BEGIN SUPPLIED DATA

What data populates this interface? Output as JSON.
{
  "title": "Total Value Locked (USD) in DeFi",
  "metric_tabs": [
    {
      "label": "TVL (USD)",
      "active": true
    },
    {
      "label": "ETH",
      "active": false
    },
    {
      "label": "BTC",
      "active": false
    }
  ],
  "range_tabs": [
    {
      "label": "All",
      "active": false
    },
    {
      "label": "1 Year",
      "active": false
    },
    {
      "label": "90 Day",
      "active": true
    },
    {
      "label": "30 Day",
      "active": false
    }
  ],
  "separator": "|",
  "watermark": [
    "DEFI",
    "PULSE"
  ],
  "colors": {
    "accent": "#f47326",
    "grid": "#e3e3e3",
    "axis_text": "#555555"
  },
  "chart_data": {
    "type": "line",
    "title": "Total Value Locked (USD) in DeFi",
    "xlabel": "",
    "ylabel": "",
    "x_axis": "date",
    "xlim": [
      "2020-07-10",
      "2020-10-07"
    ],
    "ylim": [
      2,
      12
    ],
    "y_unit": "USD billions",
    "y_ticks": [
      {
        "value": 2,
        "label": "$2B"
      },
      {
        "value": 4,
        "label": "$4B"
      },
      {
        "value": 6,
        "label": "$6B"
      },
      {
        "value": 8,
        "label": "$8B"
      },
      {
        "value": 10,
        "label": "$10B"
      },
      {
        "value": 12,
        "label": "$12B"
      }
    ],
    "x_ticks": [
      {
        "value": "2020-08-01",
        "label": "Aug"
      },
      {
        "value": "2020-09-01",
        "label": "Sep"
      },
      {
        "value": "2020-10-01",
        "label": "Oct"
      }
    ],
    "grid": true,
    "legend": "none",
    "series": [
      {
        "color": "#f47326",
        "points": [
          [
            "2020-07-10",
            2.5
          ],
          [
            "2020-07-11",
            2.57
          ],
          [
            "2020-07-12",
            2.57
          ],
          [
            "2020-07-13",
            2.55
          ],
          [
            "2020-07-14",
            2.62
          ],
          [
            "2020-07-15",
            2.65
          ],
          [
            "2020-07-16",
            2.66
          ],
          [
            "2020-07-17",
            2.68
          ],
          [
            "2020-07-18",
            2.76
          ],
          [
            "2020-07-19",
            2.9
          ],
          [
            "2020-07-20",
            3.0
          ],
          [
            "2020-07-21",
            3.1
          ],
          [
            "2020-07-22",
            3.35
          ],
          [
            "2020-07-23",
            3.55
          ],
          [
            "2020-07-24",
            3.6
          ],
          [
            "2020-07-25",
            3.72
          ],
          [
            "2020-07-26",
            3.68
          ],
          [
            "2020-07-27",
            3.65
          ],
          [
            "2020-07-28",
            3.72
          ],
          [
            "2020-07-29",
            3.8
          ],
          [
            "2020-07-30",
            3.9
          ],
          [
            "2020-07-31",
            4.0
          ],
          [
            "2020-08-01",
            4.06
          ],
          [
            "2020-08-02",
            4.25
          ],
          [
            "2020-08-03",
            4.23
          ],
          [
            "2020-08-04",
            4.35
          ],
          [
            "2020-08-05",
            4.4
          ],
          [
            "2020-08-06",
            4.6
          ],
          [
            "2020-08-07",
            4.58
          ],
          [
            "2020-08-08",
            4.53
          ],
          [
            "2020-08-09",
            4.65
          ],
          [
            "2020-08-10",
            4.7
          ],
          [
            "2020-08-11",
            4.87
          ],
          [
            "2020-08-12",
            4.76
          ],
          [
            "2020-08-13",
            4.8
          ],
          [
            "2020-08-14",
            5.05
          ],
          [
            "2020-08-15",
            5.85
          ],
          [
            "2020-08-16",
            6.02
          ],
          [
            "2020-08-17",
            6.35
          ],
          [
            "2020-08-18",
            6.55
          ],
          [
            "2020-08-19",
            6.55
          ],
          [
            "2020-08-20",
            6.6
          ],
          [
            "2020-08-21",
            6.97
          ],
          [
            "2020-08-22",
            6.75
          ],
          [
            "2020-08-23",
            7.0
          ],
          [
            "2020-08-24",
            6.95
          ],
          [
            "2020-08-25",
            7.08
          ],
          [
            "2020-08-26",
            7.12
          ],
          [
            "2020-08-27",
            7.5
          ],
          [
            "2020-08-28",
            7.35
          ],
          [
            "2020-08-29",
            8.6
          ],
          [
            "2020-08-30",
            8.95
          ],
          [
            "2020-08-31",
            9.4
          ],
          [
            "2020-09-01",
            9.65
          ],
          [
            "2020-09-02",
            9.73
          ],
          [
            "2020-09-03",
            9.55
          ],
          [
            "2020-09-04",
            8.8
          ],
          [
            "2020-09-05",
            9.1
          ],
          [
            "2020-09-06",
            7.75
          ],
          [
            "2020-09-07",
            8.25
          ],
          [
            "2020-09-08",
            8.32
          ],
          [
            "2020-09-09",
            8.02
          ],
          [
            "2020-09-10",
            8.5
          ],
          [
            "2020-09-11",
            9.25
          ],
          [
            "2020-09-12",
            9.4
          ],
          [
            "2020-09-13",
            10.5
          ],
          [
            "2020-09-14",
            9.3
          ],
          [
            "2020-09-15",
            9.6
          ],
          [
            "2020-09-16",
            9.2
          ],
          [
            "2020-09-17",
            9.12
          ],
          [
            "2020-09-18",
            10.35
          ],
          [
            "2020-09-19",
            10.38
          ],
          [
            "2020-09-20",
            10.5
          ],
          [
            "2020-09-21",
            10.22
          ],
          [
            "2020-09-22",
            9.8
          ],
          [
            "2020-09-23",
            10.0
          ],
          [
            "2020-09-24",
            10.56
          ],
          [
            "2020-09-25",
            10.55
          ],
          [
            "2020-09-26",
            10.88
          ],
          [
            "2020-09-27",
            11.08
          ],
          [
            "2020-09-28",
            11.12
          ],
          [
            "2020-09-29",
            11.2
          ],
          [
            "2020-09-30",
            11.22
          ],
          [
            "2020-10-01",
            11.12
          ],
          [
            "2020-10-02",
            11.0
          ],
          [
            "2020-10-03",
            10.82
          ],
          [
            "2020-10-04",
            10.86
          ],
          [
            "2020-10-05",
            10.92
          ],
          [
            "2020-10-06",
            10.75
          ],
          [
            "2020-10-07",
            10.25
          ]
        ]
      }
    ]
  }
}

END SUPPLIED DATA

Extract all lines containing the word "Total".

TASK RESPONSE:
  "title": "Total Value Locked (USD) in DeFi",
    "title": "Total Value Locked (USD) in DeFi",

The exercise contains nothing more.